Look through the listing and locate every line containing the word "Terrace"; copy those lines.

- DATA SHOWN -
============================================================

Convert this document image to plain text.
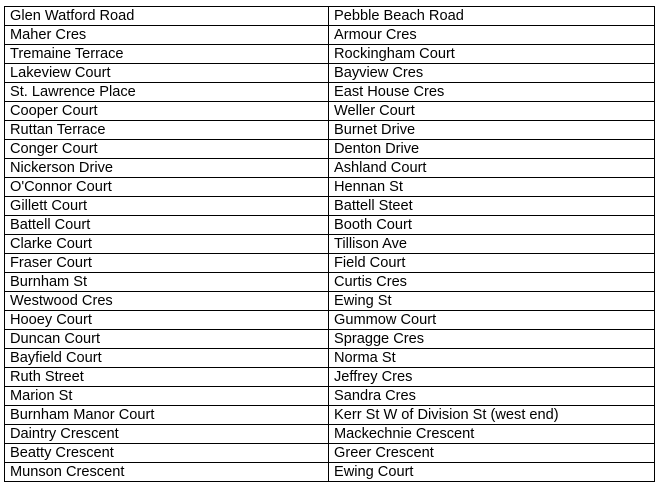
Glen Watford Road	Pebble Beach Road
Maher Cres	Armour Cres
Tremaine Terrace	Rockingham Court
Lakeview Court	Bayview Cres
St. Lawrence Place	East House Cres
Cooper Court	Weller Court
Ruttan Terrace	Burnet Drive
Conger Court	Denton Drive
Nickerson Drive	Ashland Court
O'Connor Court	Hennan St
Gillett Court	Battell Steet
Battell Court	Booth Court
Clarke Court	Tillison Ave
Fraser Court	Field Court
Burnham St	Curtis Cres
Westwood Cres	Ewing St
Hooey Court	Gummow Court
Duncan Court	Spragge Cres
Bayfield Court	Norma St
Ruth Street	Jeffrey Cres
Marion St	Sandra Cres
Burnham Manor Court	Kerr St W of Division St (west end)
Daintry Crescent	Mackechnie Crescent
Beatty Crescent	Greer Crescent
Munson Crescent	Ewing Court
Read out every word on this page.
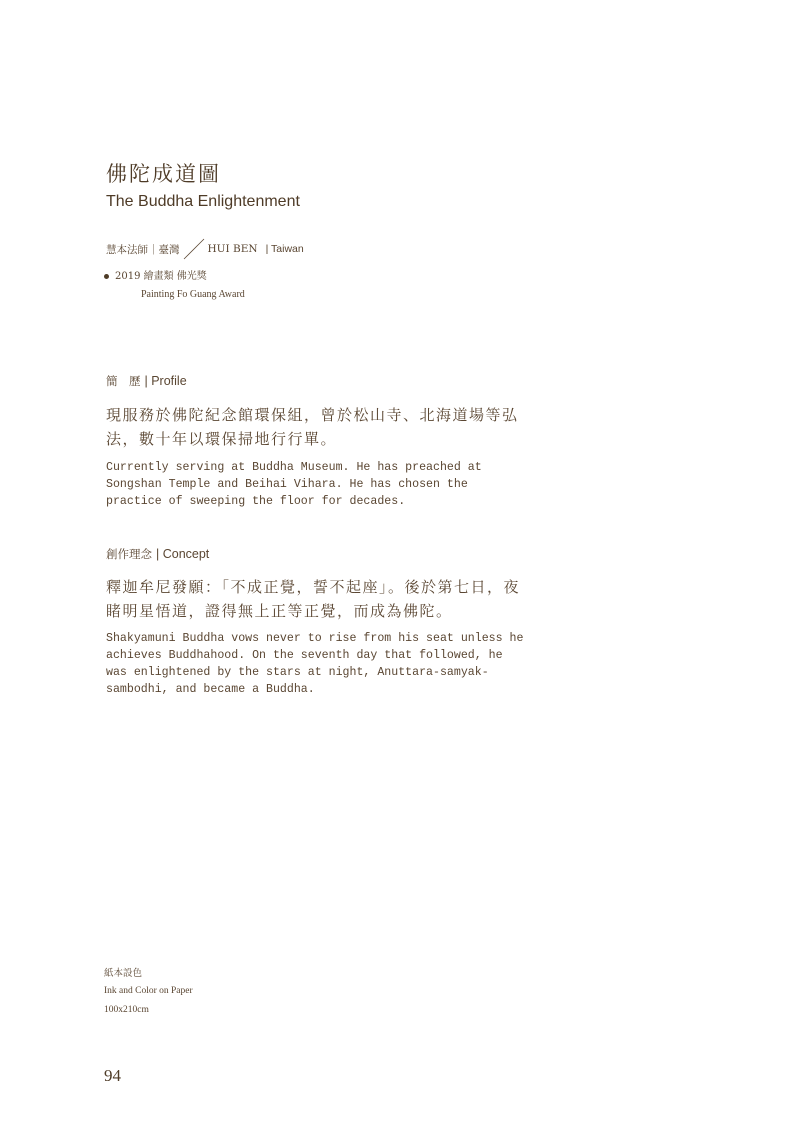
佛陀成道圖
The Buddha Enlightenment
慧本法師｜臺灣	HUI BEN | Taiwan
2019 繪畫類 佛光獎
Painting Fo Guang Award
簡　歷 | Profile
現服務於佛陀紀念館環保組，曾於松山寺、北海道場等弘法，數十年以環保掃地行行單。
Currently serving at Buddha Museum. He has preached at Songshan Temple and Beihai Vihara. He has chosen the practice of sweeping the floor for decades.
創作理念 | Concept
釋迦牟尼發願：「不成正覺，誓不起座」。後於第七日，夜睹明星悟道，證得無上正等正覺，而成為佛陀。
Shakyamuni Buddha vows never to rise from his seat unless he achieves Buddhahood. On the seventh day that followed, he was enlightened by the stars at night, Anuttara-samyak-sambodhi, and became a Buddha.
紙本設色
Ink and Color on Paper
100x210cm
94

============================================================

- TASK OUTPUT -
Tremaine Terrace	Rockingham Court
Ruttan Terrace	Burnet Drive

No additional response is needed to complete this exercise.